Exercise directions: Make an exact copy of all the records.

Provided records:
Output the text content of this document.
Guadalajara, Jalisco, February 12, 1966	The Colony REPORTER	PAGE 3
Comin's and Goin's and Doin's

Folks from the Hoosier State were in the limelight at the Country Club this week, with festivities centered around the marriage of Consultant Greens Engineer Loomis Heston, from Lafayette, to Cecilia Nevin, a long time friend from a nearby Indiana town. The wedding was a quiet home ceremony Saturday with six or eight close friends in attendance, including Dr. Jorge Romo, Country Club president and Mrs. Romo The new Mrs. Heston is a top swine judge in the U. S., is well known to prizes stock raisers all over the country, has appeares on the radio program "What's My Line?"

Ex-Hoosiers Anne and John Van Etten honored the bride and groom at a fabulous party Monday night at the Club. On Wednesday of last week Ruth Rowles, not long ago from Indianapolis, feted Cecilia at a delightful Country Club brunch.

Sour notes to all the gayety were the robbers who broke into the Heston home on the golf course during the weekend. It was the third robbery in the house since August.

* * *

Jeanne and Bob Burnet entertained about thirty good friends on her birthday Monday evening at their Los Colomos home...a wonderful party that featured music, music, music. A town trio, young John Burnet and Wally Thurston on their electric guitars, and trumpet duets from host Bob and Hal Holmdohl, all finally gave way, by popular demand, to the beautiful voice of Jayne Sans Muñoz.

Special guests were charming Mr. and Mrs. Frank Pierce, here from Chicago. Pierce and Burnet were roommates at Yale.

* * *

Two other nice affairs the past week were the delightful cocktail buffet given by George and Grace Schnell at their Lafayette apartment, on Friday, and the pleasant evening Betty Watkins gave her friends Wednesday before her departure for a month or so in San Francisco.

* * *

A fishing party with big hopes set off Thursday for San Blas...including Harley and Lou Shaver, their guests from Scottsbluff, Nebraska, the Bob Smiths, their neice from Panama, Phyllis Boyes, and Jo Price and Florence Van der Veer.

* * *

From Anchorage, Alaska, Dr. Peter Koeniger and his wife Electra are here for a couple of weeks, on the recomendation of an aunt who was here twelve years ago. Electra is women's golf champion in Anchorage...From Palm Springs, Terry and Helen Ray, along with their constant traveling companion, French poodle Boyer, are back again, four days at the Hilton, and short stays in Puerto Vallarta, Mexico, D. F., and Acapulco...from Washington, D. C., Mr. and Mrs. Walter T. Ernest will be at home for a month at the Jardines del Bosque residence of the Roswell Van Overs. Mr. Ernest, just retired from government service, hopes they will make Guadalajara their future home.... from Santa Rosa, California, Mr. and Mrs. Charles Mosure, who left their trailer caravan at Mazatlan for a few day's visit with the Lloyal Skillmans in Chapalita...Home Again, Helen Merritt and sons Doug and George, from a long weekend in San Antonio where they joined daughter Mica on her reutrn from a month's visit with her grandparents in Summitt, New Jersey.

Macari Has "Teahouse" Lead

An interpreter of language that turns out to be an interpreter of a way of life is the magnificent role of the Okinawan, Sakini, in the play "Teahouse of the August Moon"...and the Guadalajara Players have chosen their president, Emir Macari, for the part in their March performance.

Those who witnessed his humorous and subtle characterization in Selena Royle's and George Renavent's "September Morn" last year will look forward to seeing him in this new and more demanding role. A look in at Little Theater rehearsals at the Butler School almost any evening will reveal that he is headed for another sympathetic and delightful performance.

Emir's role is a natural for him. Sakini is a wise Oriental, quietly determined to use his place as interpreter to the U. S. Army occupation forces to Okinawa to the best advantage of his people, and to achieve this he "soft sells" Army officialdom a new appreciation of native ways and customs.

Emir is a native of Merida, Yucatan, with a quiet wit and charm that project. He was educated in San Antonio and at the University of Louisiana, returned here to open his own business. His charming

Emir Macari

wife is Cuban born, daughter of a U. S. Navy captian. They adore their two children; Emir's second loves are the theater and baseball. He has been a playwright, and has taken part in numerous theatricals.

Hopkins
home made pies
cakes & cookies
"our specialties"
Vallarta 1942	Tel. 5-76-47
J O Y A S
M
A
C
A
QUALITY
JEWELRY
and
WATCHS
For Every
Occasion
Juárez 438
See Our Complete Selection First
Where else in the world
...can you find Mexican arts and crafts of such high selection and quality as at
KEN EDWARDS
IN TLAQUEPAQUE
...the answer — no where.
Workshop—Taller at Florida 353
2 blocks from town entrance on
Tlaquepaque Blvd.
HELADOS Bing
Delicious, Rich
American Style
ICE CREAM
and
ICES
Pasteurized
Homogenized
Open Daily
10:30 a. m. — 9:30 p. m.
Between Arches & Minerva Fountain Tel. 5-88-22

Exercise output:
Output the text content of this document.
Guadalajara, Jalisco, February 12, 1966	The Colony REPORTER	PAGE 3
Comin's and Goin's and Doin's

Folks from the Hoosier State were in the limelight at the Country Club this week, with festivities centered around the marriage of Consultant Greens Engineer Loomis Heston, from Lafayette, to Cecilia Nevin, a long time friend from a nearby Indiana town. The wedding was a quiet home ceremony Saturday with six or eight close friends in attendance, including Dr. Jorge Romo, Country Club president and Mrs. Romo The new Mrs. Heston is a top swine judge in the U. S., is well known to prizes stock raisers all over the country, has appeares on the radio program "What's My Line?"

Ex-Hoosiers Anne and John Van Etten honored the bride and groom at a fabulous party Monday night at the Club. On Wednesday of last week Ruth Rowles, not long ago from Indianapolis, feted Cecilia at a delightful Country Club brunch.

Sour notes to all the gayety were the robbers who broke into the Heston home on the golf course during the weekend. It was the third robbery in the house since August.

* * *

Jeanne and Bob Burnet entertained about thirty good friends on her birthday Monday evening at their Los Colomos home...a wonderful party that featured music, music, music. A town trio, young John Burnet and Wally Thurston on their electric guitars, and trumpet duets from host Bob and Hal Holmdohl, all finally gave way, by popular demand, to the beautiful voice of Jayne Sans Muñoz.

Special guests were charming Mr. and Mrs. Frank Pierce, here from Chicago. Pierce and Burnet were roommates at Yale.

* * *

Two other nice affairs the past week were the delightful cocktail buffet given by George and Grace Schnell at their Lafayette apartment, on Friday, and the pleasant evening Betty Watkins gave her friends Wednesday before her departure for a month or so in San Francisco.

* * *

A fishing party with big hopes set off Thursday for San Blas...including Harley and Lou Shaver, their guests from Scottsbluff, Nebraska, the Bob Smiths, their neice from Panama, Phyllis Boyes, and Jo Price and Florence Van der Veer.

* * *

From Anchorage, Alaska, Dr. Peter Koeniger and his wife Electra are here for a couple of weeks, on the recomendation of an aunt who was here twelve years ago. Electra is women's golf champion in Anchorage...From Palm Springs, Terry and Helen Ray, along with their constant traveling companion, French poodle Boyer, are back again, four days at the Hilton, and short stays in Puerto Vallarta, Mexico, D. F., and Acapulco...from Washington, D. C., Mr. and Mrs. Walter T. Ernest will be at home for a month at the Jardines del Bosque residence of the Roswell Van Overs. Mr. Ernest, just retired from government service, hopes they will make Guadalajara their future home.... from Santa Rosa, California, Mr. and Mrs. Charles Mosure, who left their trailer caravan at Mazatlan for a few day's visit with the Lloyal Skillmans in Chapalita...Home Again, Helen Merritt and sons Doug and George, from a long weekend in San Antonio where they joined daughter Mica on her reutrn from a month's visit with her grandparents in Summitt, New Jersey.

Macari Has "Teahouse" Lead

An interpreter of language that turns out to be an interpreter of a way of life is the magnificent role of the Okinawan, Sakini, in the play "Teahouse of the August Moon"...and the Guadalajara Players have chosen their president, Emir Macari, for the part in their March performance.

Those who witnessed his humorous and subtle characterization in Selena Royle's and George Renavent's "September Morn" last year will look forward to seeing him in this new and more demanding role. A look in at Little Theater rehearsals at the Butler School almost any evening will reveal that he is headed for another sympathetic and delightful performance.

Emir's role is a natural for him. Sakini is a wise Oriental, quietly determined to use his place as interpreter to the U. S. Army occupation forces to Okinawa to the best advantage of his people, and to achieve this he "soft sells" Army officialdom a new appreciation of native ways and customs.

Emir is a native of Merida, Yucatan, with a quiet wit and charm that project. He was educated in San Antonio and at the University of Louisiana, returned here to open his own business. His charming

Emir Macari

wife is Cuban born, daughter of a U. S. Navy captian. They adore their two children; Emir's second loves are the theater and baseball. He has been a playwright, and has taken part in numerous theatricals.

Hopkins
home made pies
cakes & cookies
"our specialties"
Vallarta 1942	Tel. 5-76-47
J O Y A S
M
A
C
A
QUALITY
JEWELRY
and
WATCHS
For Every
Occasion
Juárez 438
See Our Complete Selection First
Where else in the world
...can you find Mexican arts and crafts of such high selection and quality as at
KEN EDWARDS
IN TLAQUEPAQUE
...the answer — no where.
Workshop—Taller at Florida 353
2 blocks from town entrance on
Tlaquepaque Blvd.
HELADOS Bing
Delicious, Rich
American Style
ICE CREAM
and
ICES
Pasteurized
Homogenized
Open Daily
10:30 a. m. — 9:30 p. m.
Between Arches & Minerva Fountain Tel. 5-88-22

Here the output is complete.